Source data:
_____
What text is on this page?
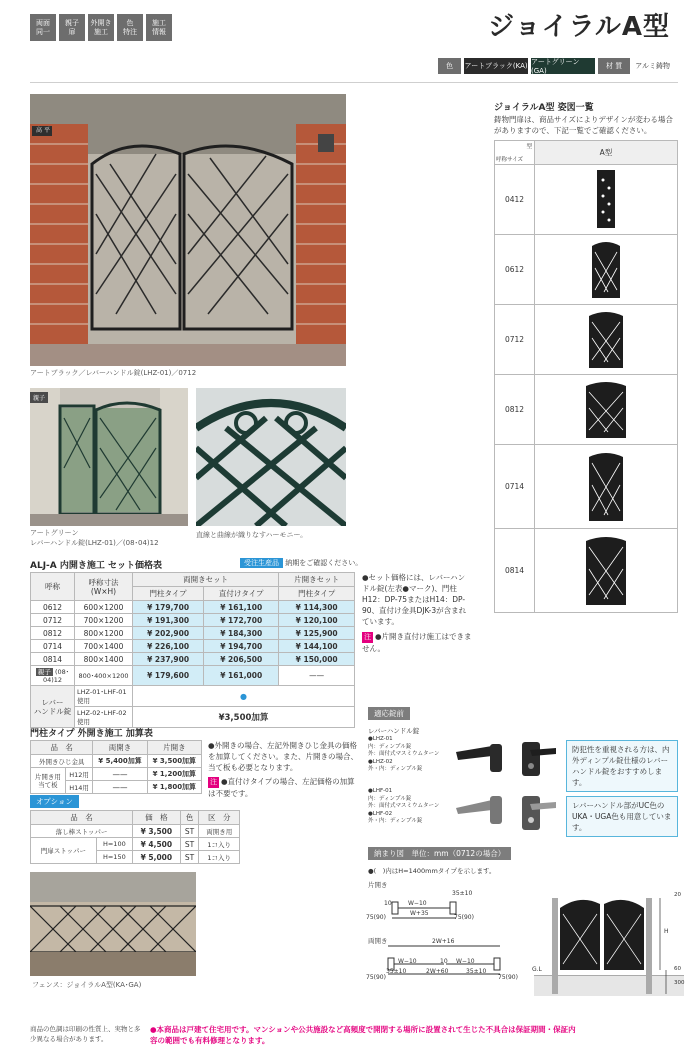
両面
同一
親子
扉
外開き
施工
色
特注
施工
情報	ジョイラルA型
色	アートブラック(KA) アートグリーン(GA)
材 質	アルミ鋳物
高 平
アートブラック／レバーハンドル錠(LHZ-01)／0712
親子
アートグリーン
レバーハンドル錠(LHZ-01)／(08･04)12
直線と曲線が織りなすハーモニー。
ALJ-A 内開き施工 セット価格表	受注生産品 納期をご確認ください。
呼称	呼称寸法
(W×H)	両開きセット		片開きセット
		門柱タイプ	直付けタイプ	門柱タイプ
0612	600×1200	¥ 179,700	¥ 161,100	¥ 114,300
0712	700×1200	¥ 191,300	¥ 172,700	¥ 120,100
0812	800×1200	¥ 202,900	¥ 184,300	¥ 125,900
0714	700×1400	¥ 226,100	¥ 194,700	¥ 144,100
0814	800×1400	¥ 237,900	¥ 206,500	¥ 150,000
親子 (08･04)12	800･400×1200	¥ 179,600	¥ 161,000	——
レバー
ハンドル錠	LHZ-01･LHF-01使用	●		
	LHZ-02･LHF-02使用	¥3,500加算		
●セット価格には、レバーハンドル錠(左表●マーク)、門柱H12：DP-75またはH14：DP-90、直付け金具DJK-3が含まれています。
注 ●片開き直付け施工はできません。
門柱タイプ 外開き施工 加算表
品　名		両開き	片開き
外開きひじ金具		¥ 5,400加算	¥ 3,500加算
片開き用
当て板	H12用	——	¥ 1,200加算
	H14用	——	¥ 1,800加算
●外開きの場合、左記外開きひじ金具の価格を加算してください。また、片開きの場合、当て板も必要となります。
注 ●直付けタイプの場合、左記価格の加算は不要です。
オプション
品　名		価　格	色	区　分
落し棒ストッパー		¥ 3,500	ST	両開き用
門扉ストッパー	H=100	¥ 4,500	ST	1コ入り
	H=150	¥ 5,000	ST	1コ入り
フェンス：ジョイラルA型(KA･GA)
ジョイラルA型 姿図一覧
鋳物門扉は、商品サイズによりデザインが変わる場合がありますので、下記一覧でご確認ください。
型
呼称サイズ	A型
0412	
0612	
0712	
0812	
0714	
0814	
適応錠前
レバーハンドル錠
●LHZ-01
内：ディンプル錠
外：面付式マスミウムターン
●LHZ-02
外・内：ディンプル錠
●LHF-01
内：ディンプル錠
外：面付式マスミウムターン
●LHF-02
外・内：ディンプル錠
防犯性を重視される方は、内外ディンプル錠仕様のレバーハンドル錠をおすすめします。
レバーハンドル部がUC色のUKA・UGA色も用意しています。
納まり図　単位：mm（0712の場合）
●(　)内はH=1400mmタイプを示します。
片開き
両開き
35±10
10	W−10
W+35
75(90)	75(90)
2W+16
W−10	10 W−10
35±10	2W+60	35±10
75(90)	75(90)
H
20
60
300
G.L
商品の色調は印刷の性質上、実物と多少異なる場合があります。
●本商品は戸建て住宅用です。マンションや公共施設など高頻度で開閉する場所に設置されて生じた不具合は保証期間・保証内容の範囲でも有料修理となります。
_____
Brief =>
Which lines of the data above contain "アートブラック"? Copy each one.

Solved exercise =>
色	アートブラック(KA) アートグリーン(GA)
アートブラック／レバーハンドル錠(LHZ-01)／0712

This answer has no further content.